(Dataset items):
####################

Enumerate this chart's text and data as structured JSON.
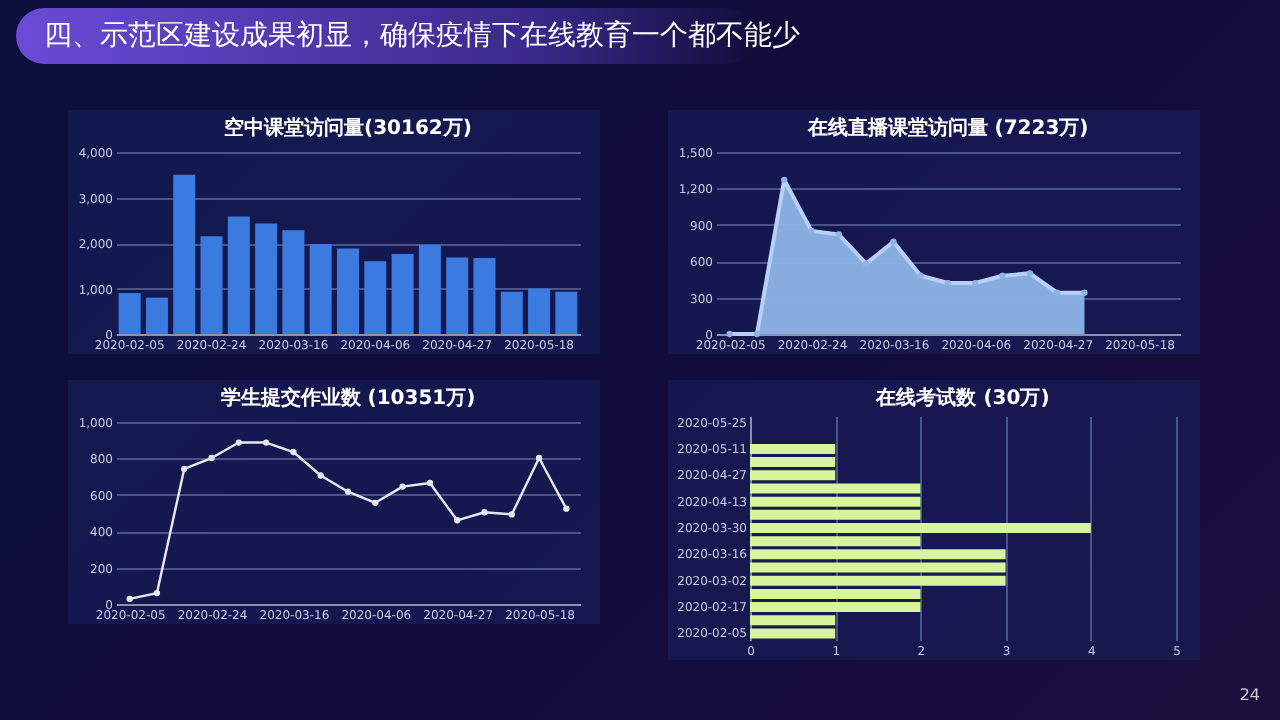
{
  "chart_data": [
    {
      "type": "bar",
      "title": "空中课堂访问量(30162万)",
      "annotations": [
        "四、示范区建设成果初显，确保疫情下在线教育一个都不能少",
        "24"
      ],
      "categories": [
        "2020-02-05",
        null,
        null,
        "2020-02-24",
        null,
        null,
        "2020-03-16",
        null,
        null,
        "2020-04-06",
        null,
        null,
        "2020-04-27",
        null,
        null,
        "2020-05-18",
        null
      ],
      "series": [
        {
          "color": "#3b7be0",
          "values": [
            900,
            800,
            3500,
            2150,
            2580,
            2430,
            2280,
            1980,
            1880,
            1600,
            1760,
            1960,
            1680,
            1670,
            930,
            1000,
            930
          ]
        }
      ],
      "ylim": [
        0,
        4000
      ],
      "yticks": [
        0,
        {
          "value": 1000,
          "label": "1,000"
        },
        {
          "value": 2000,
          "label": "2,000"
        },
        {
          "value": 3000,
          "label": "3,000"
        },
        {
          "value": 4000,
          "label": "4,000"
        }
      ],
      "grid": "y"
    },
    {
      "type": "area",
      "title": "在线直播课堂访问量 (7223万)",
      "categories": [
        "2020-02-05",
        null,
        null,
        "2020-02-24",
        null,
        null,
        "2020-03-16",
        null,
        null,
        "2020-04-06",
        null,
        null,
        "2020-04-27",
        null,
        null,
        "2020-05-18",
        null
      ],
      "series": [
        {
          "color": "#8fb4e8",
          "values": [
            0,
            0,
            1270,
            850,
            820,
            580,
            760,
            480,
            420,
            420,
            480,
            500,
            340,
            340,
            null,
            null,
            null
          ]
        }
      ],
      "ylim": [
        0,
        1500
      ],
      "yticks": [
        0,
        300,
        600,
        900,
        {
          "value": 1200,
          "label": "1,200"
        },
        {
          "value": 1500,
          "label": "1,500"
        }
      ],
      "grid": "y",
      "marker": "circle"
    },
    {
      "type": "line",
      "title": "学生提交作业数 (10351万)",
      "categories": [
        "2020-02-05",
        null,
        null,
        "2020-02-24",
        null,
        null,
        "2020-03-16",
        null,
        null,
        "2020-04-06",
        null,
        null,
        "2020-04-27",
        null,
        null,
        "2020-05-18",
        null
      ],
      "series": [
        {
          "color": "#e8e8f2",
          "values": [
            28,
            60,
            742,
            802,
            887,
            887,
            835,
            706,
            617,
            556,
            645,
            665,
            460,
            504,
            492,
            802,
            524
          ]
        }
      ],
      "ylim": [
        0,
        1000
      ],
      "yticks": [
        0,
        200,
        400,
        600,
        800,
        {
          "value": 1000,
          "label": "1,000"
        }
      ],
      "grid": "y",
      "marker": "circle"
    },
    {
      "type": "bar",
      "orientation": "horizontal",
      "title": "在线考试数 (30万)",
      "categories": [
        "2020-05-25",
        null,
        "2020-05-11",
        null,
        "2020-04-27",
        null,
        "2020-04-13",
        null,
        "2020-03-30",
        null,
        "2020-03-16",
        null,
        "2020-03-02",
        null,
        "2020-02-17",
        null,
        "2020-02-05"
      ],
      "series": [
        {
          "color": "#d6f59c",
          "values": [
            0,
            0,
            1,
            1,
            1,
            2,
            2,
            2,
            4,
            2,
            3,
            3,
            3,
            2,
            2,
            1,
            1
          ]
        }
      ],
      "xlim": [
        0,
        5
      ],
      "xticks": [
        0,
        1,
        2,
        3,
        4,
        5
      ],
      "grid": "x"
    }
  ]
}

####################

(YOUR TASK): Go over the records above line by line and count those holding the word "type". Reply only with the number.

(THE OUTPUT): 4